* [PASSAGE GIVEN]

§ §

# Changing Diet, Cool Anoiting Pick. CHECK IT OUT!



## RWatkins (Oct 26, 2010)

This is awesome. After reading a lot about hedgehog food, we decided that Spike's Delight just isn't in Snooki's long term best interest. We went to petsmart and settled on Blue Buffalo's Spa Select Weight Control. It had the right percentages, great ingredients, and "Life Bits". When we got home, I put about 6 kibbles in with her Spike's Delight Baby blend (breeder provided). She woke up and poked around, eventually hitting up the food crock. She sniffed around, and ate all 6 BB kibbles, and the 4 little life bits, not touching the Spike's. We watched (happy we didn't waste 15 bucks on food she didn't want), and she chewed a kibble, and started her anointing herself (the first time we saw it). Anyone else have similar experience? Should we just do the swap since after she ate the BB, she looked at us (with a sad face) and walked away? Look at this amazing catch of a pic.
[attachment=0:mrjje4uy]snook lickin.jpg[/attachment:mrjje4uy]


----------



## CoxMD (Apr 30, 2010)

BAHAHAHA!! I definitely LOL'd.  :lol:


----------



## hercsmom (Jul 6, 2010)

That is definitely an awesome pic!

Herc gets the blue spa weight control too and gobbles it up, but he never eats the life bits! :lol:


----------



## mackenziie (Nov 7, 2010)

Hahaha I love it!


----------



## shaelikestaquitos (Feb 2, 2010)

Your hog is soooo flexible!

§ §

* [PROVIDED MATERIAL]
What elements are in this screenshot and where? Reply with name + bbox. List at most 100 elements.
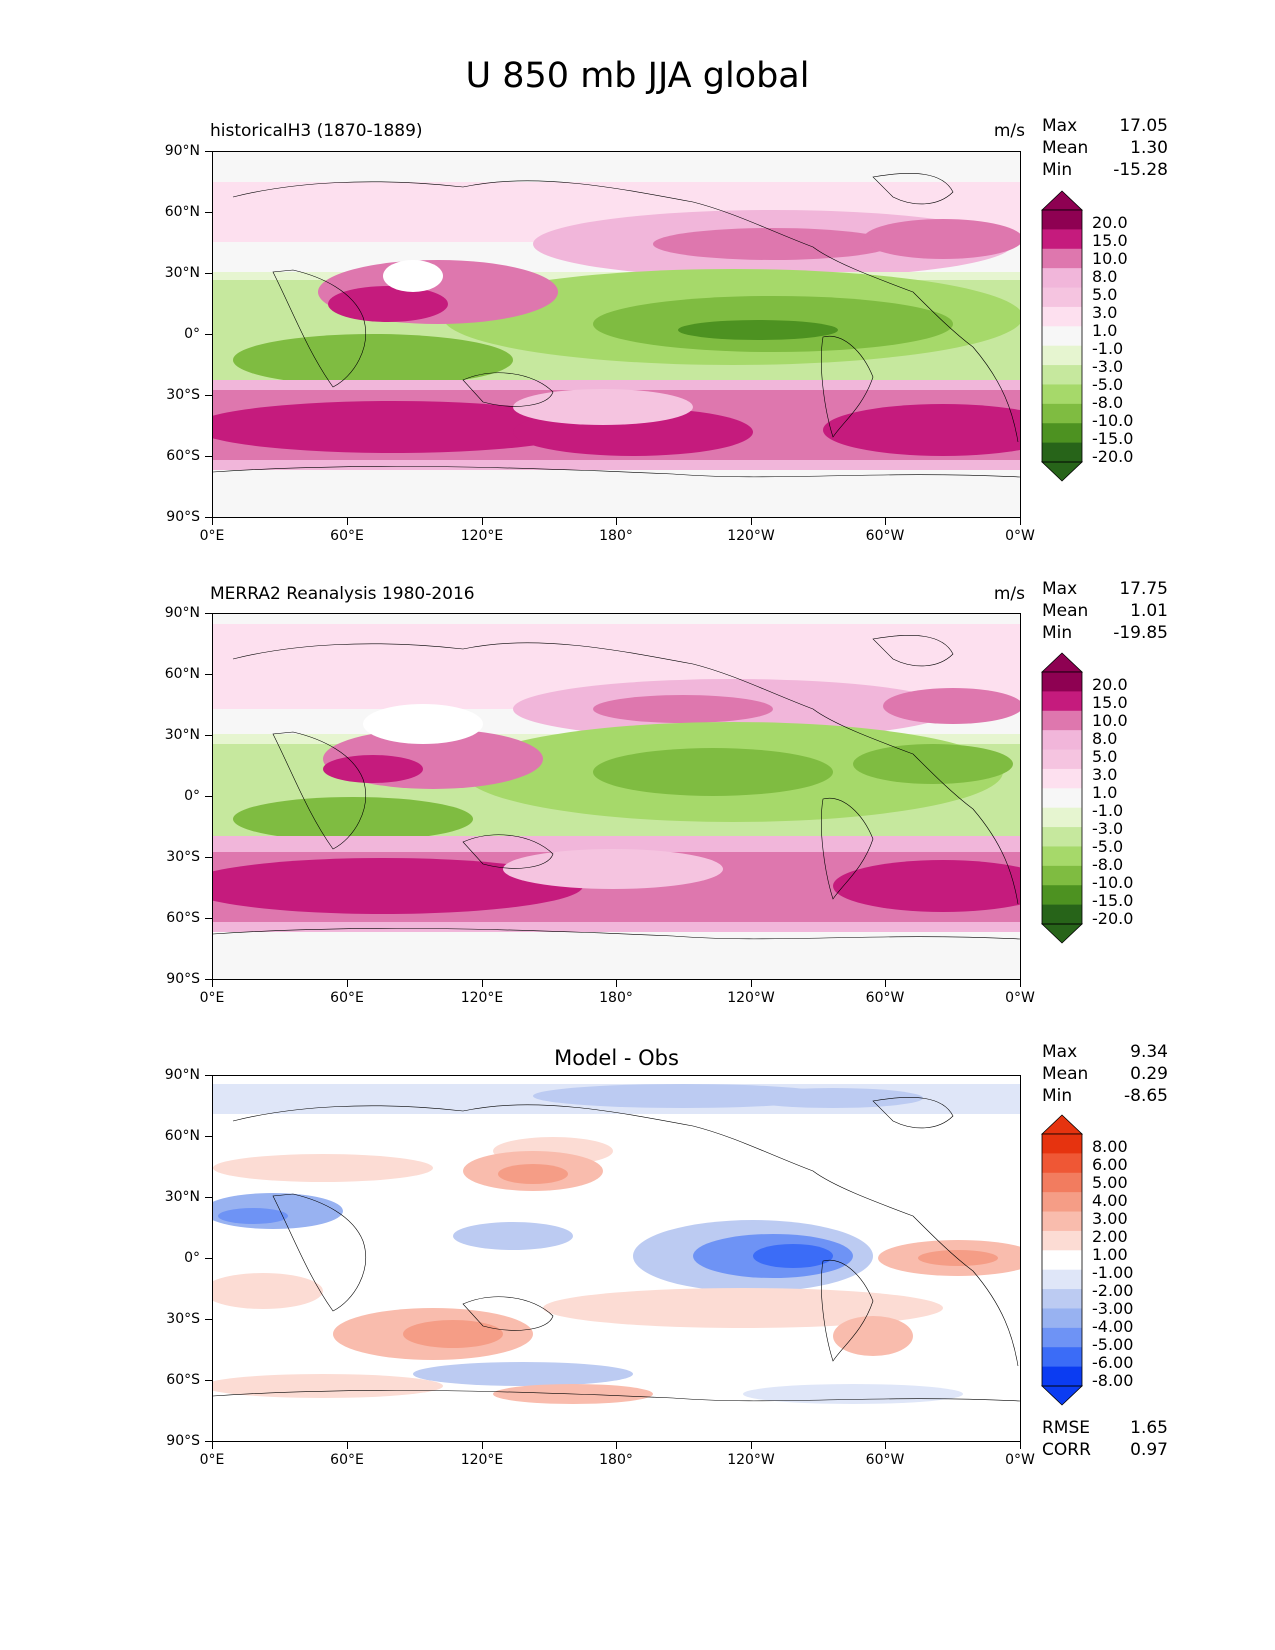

§ §

* [INSTRUCTION A] Translate this sentence from the hedgehog food thread into Spanish: "We went to petsmart and settled on Blue Buffalo's Spa Select Weight Control."
* [INSTRUCTION B] In the hedgehog food thread, what does hercsmom say Herc never eats?
* [INSTRUCTION C] Quote the hedgehog food thread from "Herc gets the" up to and including "Hahaha I love it!".

* [TASK RESULT A] Fuimos a petsmart y nos decidimos por Spa Select Weight Control de Blue Buffalo.

* [TASK RESULT B] The life bits.

* [TASK RESULT C]
Herc gets the blue spa weight control too and gobbles it up, but he never eats the life bits! :lol:


----------



## mackenziie (Nov 7, 2010)

Hahaha I love it!